╭─ MATERIAL

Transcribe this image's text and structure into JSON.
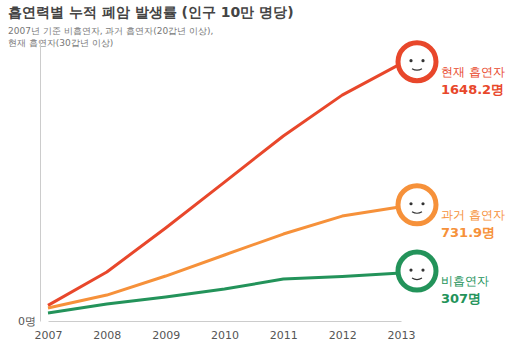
{
  "chart_data": {
    "type": "line",
    "title": "흡연력별 누적 폐암 발생률 (인구 10만 명당)",
    "subtitle": [
      "2007년 기준 비흡연자, 과거 흡연자(20갑년 이상),",
      "현재 흡연자(30갑년 이상)"
    ],
    "x": [
      2007,
      2008,
      2009,
      2010,
      2011,
      2012,
      2013
    ],
    "xlim": [
      2007,
      2013
    ],
    "xticks": [
      2007,
      2008,
      2009,
      2010,
      2011,
      2012,
      2013
    ],
    "ylim": [
      0,
      1800
    ],
    "yticks": [
      {
        "value": 0,
        "label": "0명"
      }
    ],
    "grid": false,
    "data_labels": true,
    "series": [
      {
        "name": "현재 흡연자",
        "color": "#e8472b",
        "values": [
          100,
          314,
          596,
          890,
          1185,
          1447,
          1648.2
        ],
        "value_labels": [
          null,
          null,
          null,
          null,
          null,
          null,
          "1648.2명"
        ]
      },
      {
        "name": "과거 흡연자",
        "color": "#f6913a",
        "values": [
          83,
          166,
          288,
          423,
          557,
          672,
          731.9
        ],
        "value_labels": [
          null,
          null,
          null,
          null,
          null,
          null,
          "731.9명"
        ]
      },
      {
        "name": "비흡연자",
        "color": "#23935a",
        "values": [
          51,
          109,
          154,
          205,
          269,
          285,
          307
        ],
        "value_labels": [
          null,
          null,
          null,
          null,
          null,
          null,
          "307명"
        ]
      }
    ]
  }
}
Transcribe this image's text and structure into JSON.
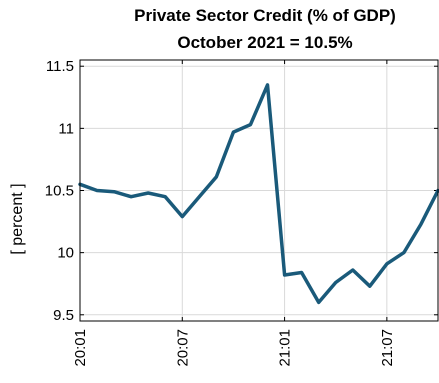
{
  "chart_data": {
    "type": "line",
    "title": "Private Sector Credit (% of GDP)",
    "subtitle": "October 2021 = 10.5%",
    "ylabel": "[ percent ]",
    "xlabel": "",
    "ylim": [
      9.45,
      11.55
    ],
    "yticks": [
      9.5,
      10,
      10.5,
      11,
      11.5
    ],
    "ytick_labels": [
      "9.5",
      "10",
      "10.5",
      "11",
      "11.5"
    ],
    "xtick_labels": [
      "20:01",
      "20:07",
      "21:01",
      "21:07"
    ],
    "xtick_positions": [
      1,
      7,
      13,
      19
    ],
    "xlim": [
      1,
      22
    ],
    "grid": true,
    "legend": "none",
    "series": [
      {
        "color": "#1a5a7a",
        "x": [
          1,
          2,
          3,
          4,
          5,
          6,
          7,
          8,
          9,
          10,
          11,
          12,
          13,
          14,
          15,
          16,
          17,
          18,
          19,
          20,
          21,
          22
        ],
        "values": [
          10.55,
          10.5,
          10.49,
          10.45,
          10.48,
          10.45,
          10.29,
          10.45,
          10.61,
          10.97,
          11.03,
          11.35,
          9.82,
          9.84,
          9.6,
          9.76,
          9.86,
          9.73,
          9.91,
          10.0,
          10.23,
          10.5
        ]
      }
    ]
  }
}
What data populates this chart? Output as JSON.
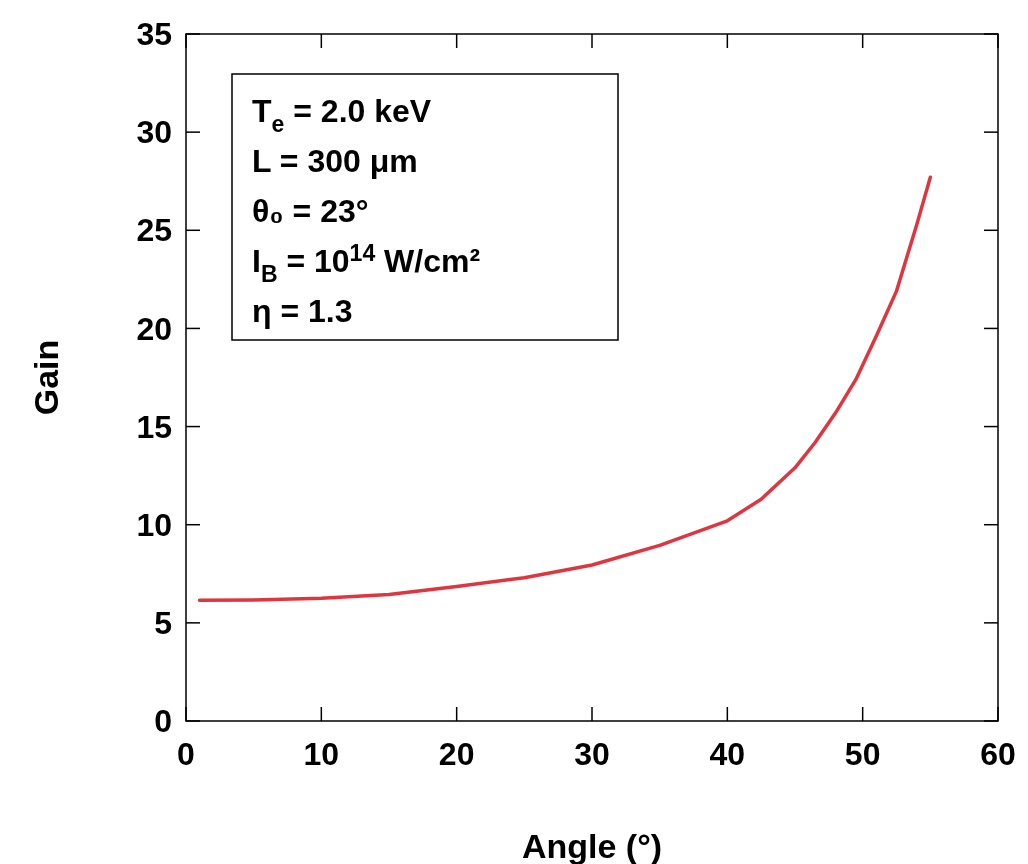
{
  "chart_data": {
    "type": "line",
    "xlabel": "Angle (°)",
    "ylabel": "Gain",
    "x": [
      1,
      5,
      10,
      15,
      20,
      25,
      30,
      35,
      40,
      42.5,
      45,
      46.5,
      48,
      49.5,
      51,
      52.5,
      54,
      55
    ],
    "series": [
      {
        "color": "#e0353f",
        "values": [
          6.15,
          6.17,
          6.25,
          6.45,
          6.85,
          7.3,
          7.95,
          8.95,
          10.2,
          11.3,
          12.9,
          14.2,
          15.7,
          17.4,
          19.6,
          21.9,
          25.3,
          27.7
        ]
      }
    ],
    "xlim": [
      0,
      60
    ],
    "xticks": [
      0,
      10,
      20,
      30,
      40,
      50,
      60
    ],
    "ylim": [
      0,
      35
    ],
    "yticks": [
      0,
      5,
      10,
      15,
      20,
      25,
      30,
      35
    ],
    "grid": false,
    "marker": "none",
    "line_style": "solid",
    "annotations": [
      "T$_{e}$ = 2.0 keV",
      "L = 300 μm",
      "θ₀ = 23°",
      "I$_{B}$ = 10$^{14}$ W/cm²",
      "η = 1.3"
    ]
  }
}
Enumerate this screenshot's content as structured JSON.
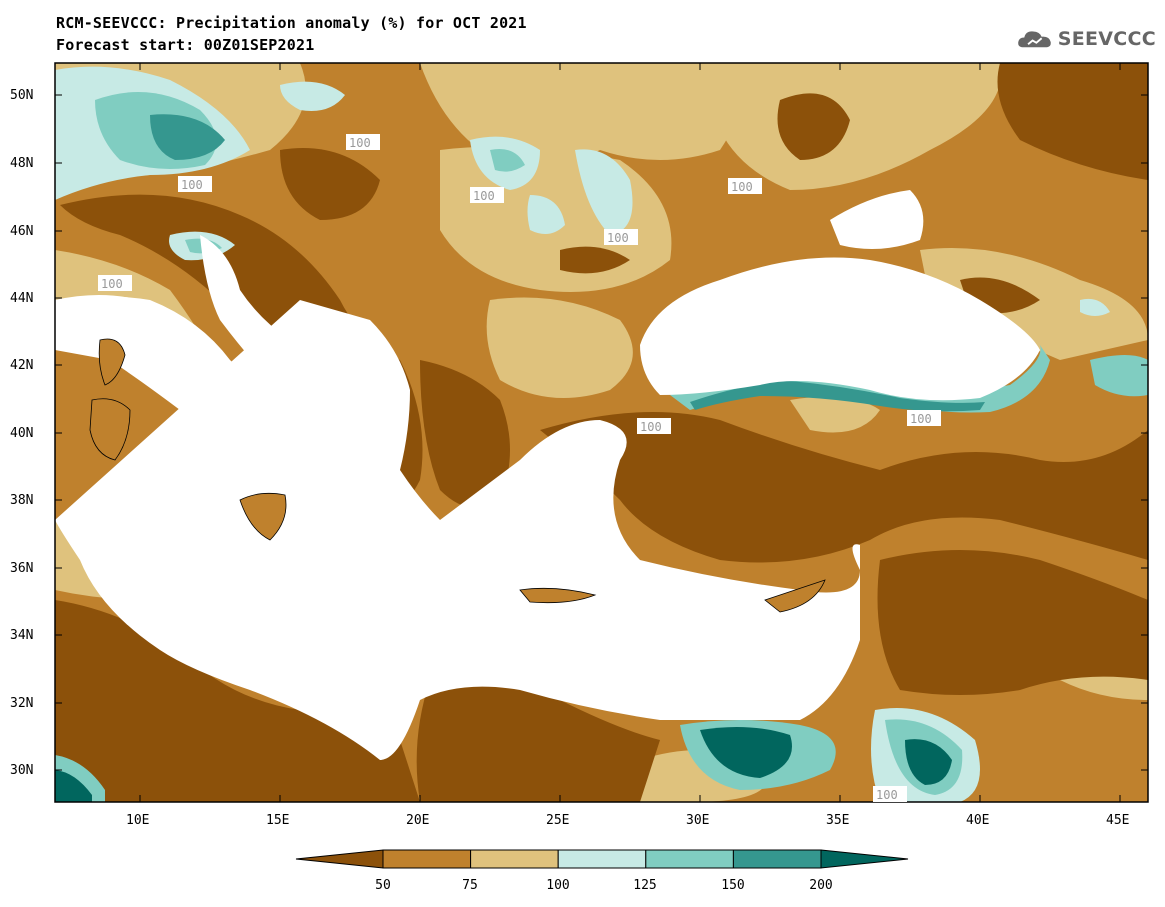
{
  "title_line1": "RCM-SEEVCCC: Precipitation anomaly (%) for OCT 2021",
  "title_line2": "Forecast start: 00Z01SEP2021",
  "logo_text": "SEEVCCC",
  "logo_icon": "cloud-icon",
  "map": {
    "lat_labels": [
      "50N",
      "48N",
      "46N",
      "44N",
      "42N",
      "40N",
      "38N",
      "36N",
      "34N",
      "32N",
      "30N"
    ],
    "lon_labels": [
      "10E",
      "15E",
      "20E",
      "25E",
      "30E",
      "35E",
      "40E",
      "45E"
    ],
    "contour_label": "100"
  },
  "legend": {
    "bins": [
      {
        "color": "#8c510a"
      },
      {
        "color": "#bf812d"
      },
      {
        "color": "#dfc27d"
      },
      {
        "color": "#c7eae5"
      },
      {
        "color": "#80cdc1"
      },
      {
        "color": "#35978f"
      },
      {
        "color": "#01665e"
      }
    ],
    "labels": [
      "50",
      "75",
      "100",
      "125",
      "150",
      "200"
    ]
  }
}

╰─

TASK TO CARRY OUT:
Output a single number: how many lines contain the word "비흡연자".

FINISHED TASK:
2